[Task description]: Reproduce the lines of the items below word for word. Start at the line containing "barcode-bar xyxy=(627,1186,630,1276)" and stop after the line containing "closing-paragraph: These are".

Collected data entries
━━━━
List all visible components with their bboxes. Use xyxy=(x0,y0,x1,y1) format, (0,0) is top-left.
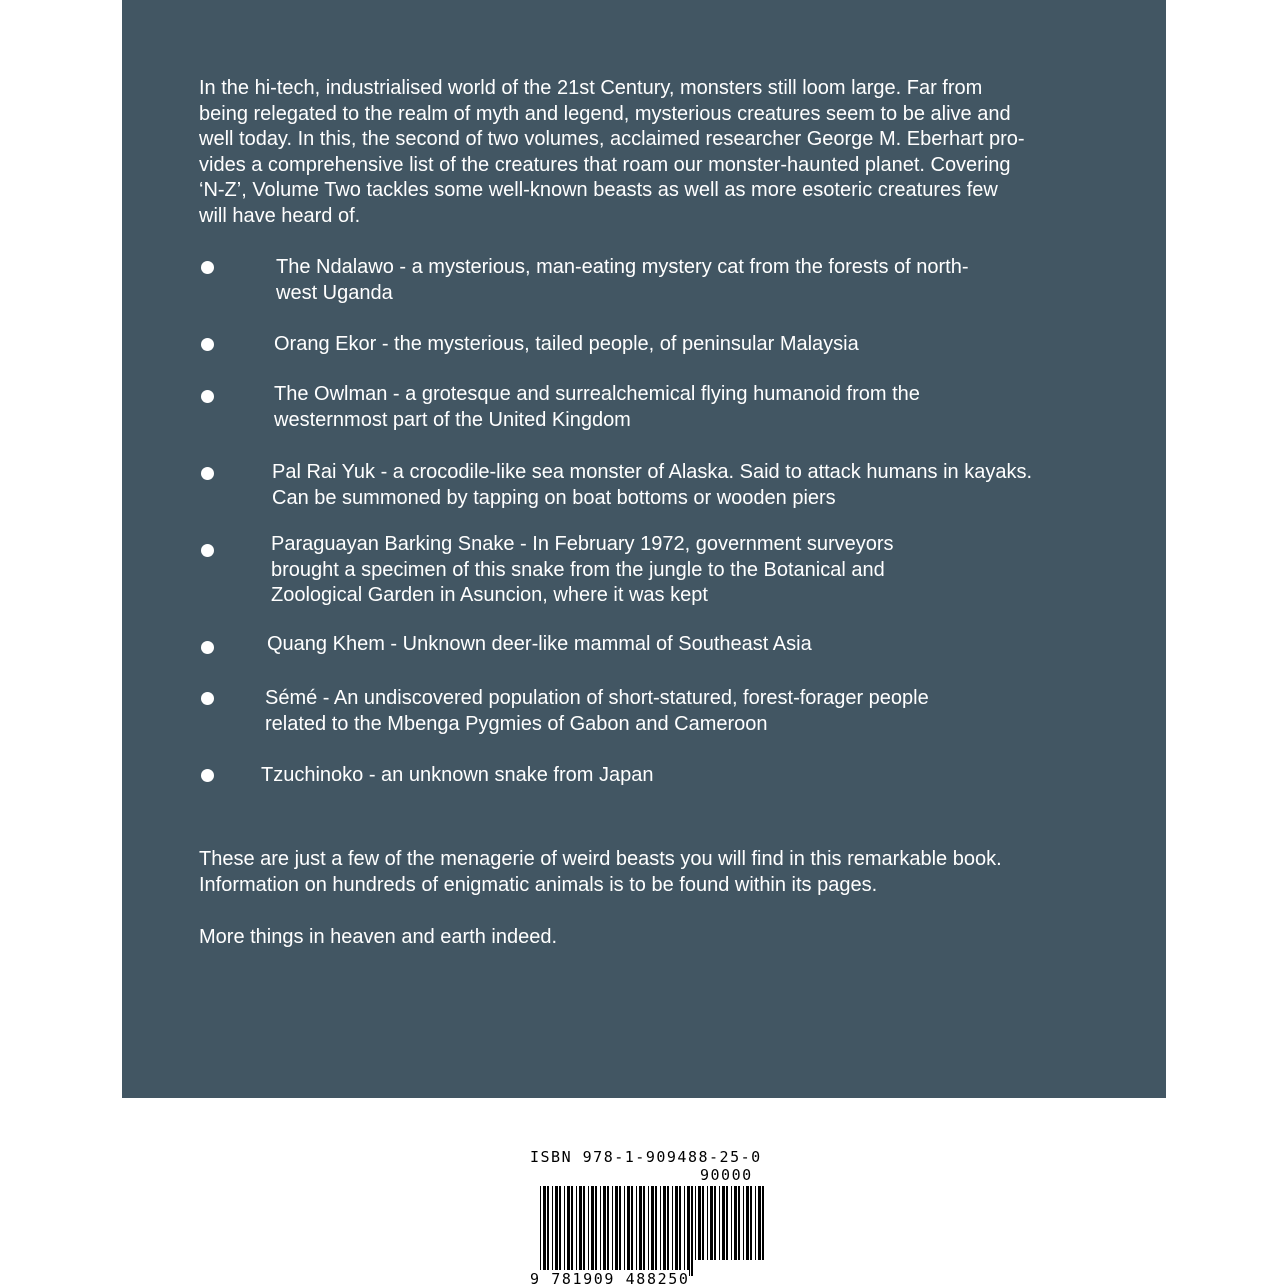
barcode-bar xyxy=(627,1186,630,1276)
addon-barcode-bars xyxy=(695,1186,767,1260)
barcode-bar xyxy=(679,1186,681,1276)
price-code-label: 90000 xyxy=(700,1166,753,1184)
barcode-bar xyxy=(707,1186,708,1260)
barcode-bar xyxy=(540,1186,541,1276)
barcode-bar xyxy=(588,1186,589,1276)
barcode-digits: 9 781909 488250 xyxy=(530,1270,690,1288)
barcode-bar xyxy=(595,1186,597,1276)
barcode-bar xyxy=(583,1186,585,1276)
ean-barcode-bars xyxy=(540,1186,696,1276)
tagline: More things in heaven and earth indeed. xyxy=(199,926,558,948)
bullet-icon xyxy=(201,641,214,654)
barcode-bar xyxy=(600,1186,601,1276)
barcode-bar xyxy=(762,1186,764,1260)
barcode-bar xyxy=(667,1186,669,1276)
barcode-bar xyxy=(719,1186,720,1260)
bullet-icon xyxy=(201,692,214,705)
bullet-icon xyxy=(201,467,214,480)
barcode-bar xyxy=(684,1186,685,1276)
creature-item: Tzuchinoko - an unknown snake from Japan xyxy=(261,764,654,786)
barcode-bar xyxy=(655,1186,657,1276)
barcode-bar xyxy=(576,1186,577,1276)
bullet-icon xyxy=(201,390,214,403)
barcode-bar xyxy=(639,1186,642,1276)
barcode-bar xyxy=(571,1186,573,1276)
barcode-bar xyxy=(726,1186,728,1260)
barcode-bar xyxy=(660,1186,661,1276)
barcode-bar xyxy=(631,1186,633,1276)
barcode-bar xyxy=(743,1186,744,1260)
barcode-bar xyxy=(758,1186,761,1260)
barcode-bar xyxy=(746,1186,749,1260)
barcode-bar xyxy=(675,1186,678,1276)
barcode-bar xyxy=(624,1186,625,1276)
creature-item: The Ndalawo - a mysterious, man-eating mystery cat from the forests of north- west Uganda xyxy=(276,256,969,304)
barcode-bar xyxy=(564,1186,565,1276)
barcode-bar xyxy=(672,1186,673,1276)
barcode-bar xyxy=(643,1186,645,1276)
barcode-bar xyxy=(651,1186,654,1276)
barcode-bar xyxy=(607,1186,609,1276)
closing-paragraph: These are just a few of the menagerie of weird beasts you will find in this remarkable book. Information on hundreds of enigmatic animals is to be found within its pages. xyxy=(199,848,1002,896)
intro-paragraph: In the hi-tech, industrialised world of the 21st Century, monsters still loom large. Far from being relegated to the realm of myth and legend, mysterious creatures seem to be alive and well today. In this, the second of two volumes, acclaimed researcher George M. Eberhart pro- vides a comprehensive list of the creatures that roam our monster-haunted planet. Covering ‘N-Z’, Volume Two tackles some well-known beasts as well as more esoteric creatures few will have heard of. xyxy=(199,77,1025,227)
barcode-bar xyxy=(619,1186,621,1276)
creature-item: Orang Ekor - the mysterious, tailed people, of peninsular Malaysia xyxy=(274,333,859,355)
barcode-bar xyxy=(555,1186,558,1276)
barcode-bar xyxy=(695,1186,696,1260)
creature-item: The Owlman - a grotesque and surrealchemical flying humanoid from the westernmost part of the United Kingdom xyxy=(274,383,920,431)
barcode-bar xyxy=(591,1186,594,1276)
barcode-bar xyxy=(734,1186,737,1260)
creature-item: Paraguayan Barking Snake - In February 1972, government surveyors brought a specimen of this snake from the jungle to the Botanical and Zoological Garden in Asuncion, where it was kept xyxy=(271,533,894,606)
barcode-bar xyxy=(579,1186,582,1276)
bullet-icon xyxy=(201,769,214,782)
isbn-barcode xyxy=(530,1148,770,1288)
barcode-bar xyxy=(687,1186,690,1276)
barcode-bar xyxy=(738,1186,740,1260)
barcode-bar xyxy=(702,1186,704,1260)
bullet-icon xyxy=(201,261,214,274)
barcode-bar xyxy=(731,1186,732,1260)
barcode-bar xyxy=(636,1186,637,1276)
barcode-bar xyxy=(603,1186,606,1276)
barcode-bar xyxy=(648,1186,649,1276)
creature-item: Pal Rai Yuk - a crocodile-like sea monster of Alaska. Said to attack humans in kayaks. Can be summoned by tapping on boat bottoms or wooden piers xyxy=(272,461,1032,509)
barcode-bar xyxy=(567,1186,570,1276)
creature-item: Sémé - An undiscovered population of short-statured, forest-forager people related to the Mbenga Pygmies of Gabon and Cameroon xyxy=(265,687,929,735)
creature-item: Quang Khem - Unknown deer-like mammal of Southeast Asia xyxy=(267,633,812,655)
barcode-bar xyxy=(559,1186,561,1276)
barcode-bar xyxy=(615,1186,618,1276)
barcode-bar xyxy=(710,1186,713,1260)
barcode-bar xyxy=(547,1186,549,1276)
barcode-bar xyxy=(755,1186,756,1260)
bullet-icon xyxy=(201,544,214,557)
barcode-bar xyxy=(543,1186,546,1276)
isbn-label: ISBN 978-1-909488-25-0 xyxy=(530,1148,762,1166)
barcode-bar xyxy=(552,1186,553,1276)
barcode-bar xyxy=(698,1186,701,1260)
bullet-icon xyxy=(201,338,214,351)
back-cover-panel xyxy=(122,0,1166,1098)
barcode-bar xyxy=(722,1186,725,1260)
barcode-bar xyxy=(663,1186,666,1276)
barcode-bar xyxy=(612,1186,613,1276)
barcode-bar xyxy=(750,1186,752,1260)
barcode-bar xyxy=(714,1186,716,1260)
barcode-bar xyxy=(691,1186,693,1276)
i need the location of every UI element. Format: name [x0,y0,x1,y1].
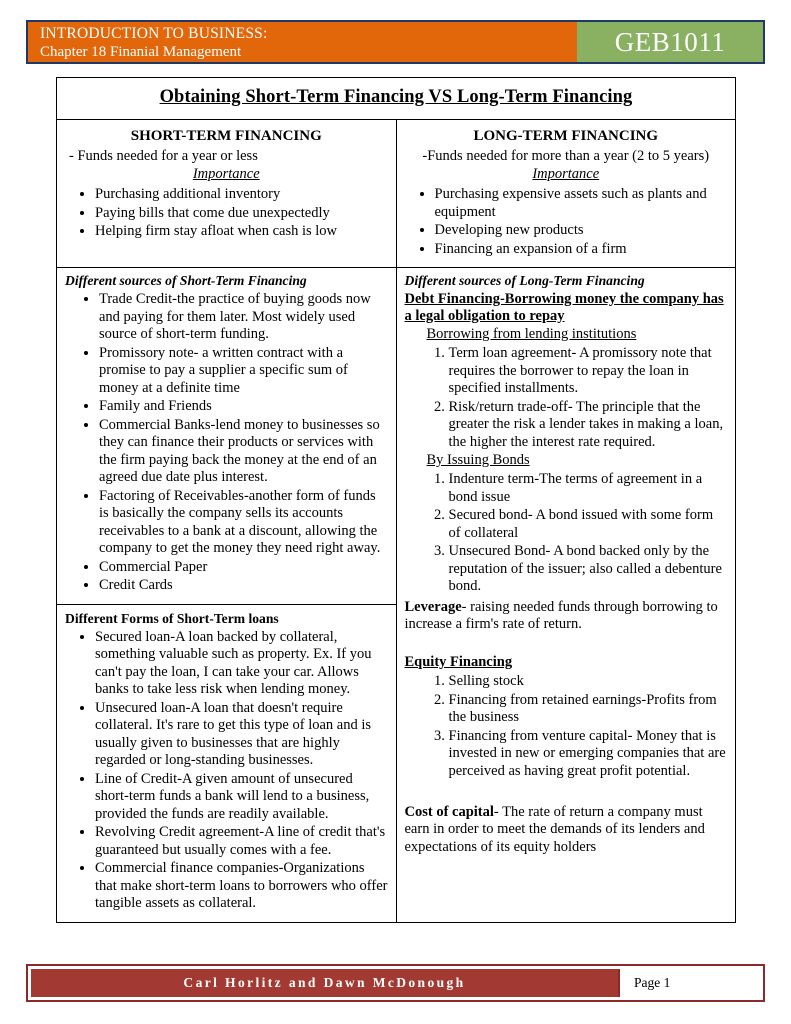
━━━━
[Task output]:
barcode-bar xyxy=(627,1186,630,1276)
addon-barcode-bars xyxy=(695,1186,767,1260)
barcode-bar xyxy=(679,1186,681,1276)
price-code-label: 90000 xyxy=(700,1166,753,1184)
barcode-bar xyxy=(707,1186,708,1260)
barcode-bar xyxy=(540,1186,541,1276)
barcode-bar xyxy=(588,1186,589,1276)
barcode-digits: 9 781909 488250 xyxy=(530,1270,690,1288)
barcode-bar xyxy=(595,1186,597,1276)
barcode-bar xyxy=(583,1186,585,1276)
ean-barcode-bars xyxy=(540,1186,696,1276)
tagline: More things in heaven and earth indeed. xyxy=(199,926,558,948)
bullet-icon xyxy=(201,641,214,654)
barcode-bar xyxy=(600,1186,601,1276)
barcode-bar xyxy=(762,1186,764,1260)
barcode-bar xyxy=(667,1186,669,1276)
barcode-bar xyxy=(719,1186,720,1260)
bullet-icon xyxy=(201,692,214,705)
bullet-icon xyxy=(201,467,214,480)
barcode-bar xyxy=(684,1186,685,1276)
creature-item: Tzuchinoko - an unknown snake from Japan xyxy=(261,764,654,786)
barcode-bar xyxy=(655,1186,657,1276)
barcode-bar xyxy=(576,1186,577,1276)
bullet-icon xyxy=(201,390,214,403)
barcode-bar xyxy=(639,1186,642,1276)
barcode-bar xyxy=(571,1186,573,1276)
barcode-bar xyxy=(726,1186,728,1260)
barcode-bar xyxy=(660,1186,661,1276)
barcode-bar xyxy=(631,1186,633,1276)
barcode-bar xyxy=(743,1186,744,1260)
barcode-bar xyxy=(758,1186,761,1260)
barcode-bar xyxy=(746,1186,749,1260)
barcode-bar xyxy=(675,1186,678,1276)
barcode-bar xyxy=(624,1186,625,1276)
creature-item: The Ndalawo - a mysterious, man-eating mystery cat from the forests of north- west Uganda xyxy=(276,256,969,304)
barcode-bar xyxy=(564,1186,565,1276)
barcode-bar xyxy=(672,1186,673,1276)
barcode-bar xyxy=(643,1186,645,1276)
barcode-bar xyxy=(651,1186,654,1276)
barcode-bar xyxy=(607,1186,609,1276)
closing-paragraph: These are just a few of the menagerie of weird beasts you will find in this remarkable book. Information on hundreds of enigmatic animals is to be found within its pages. xyxy=(199,848,1002,896)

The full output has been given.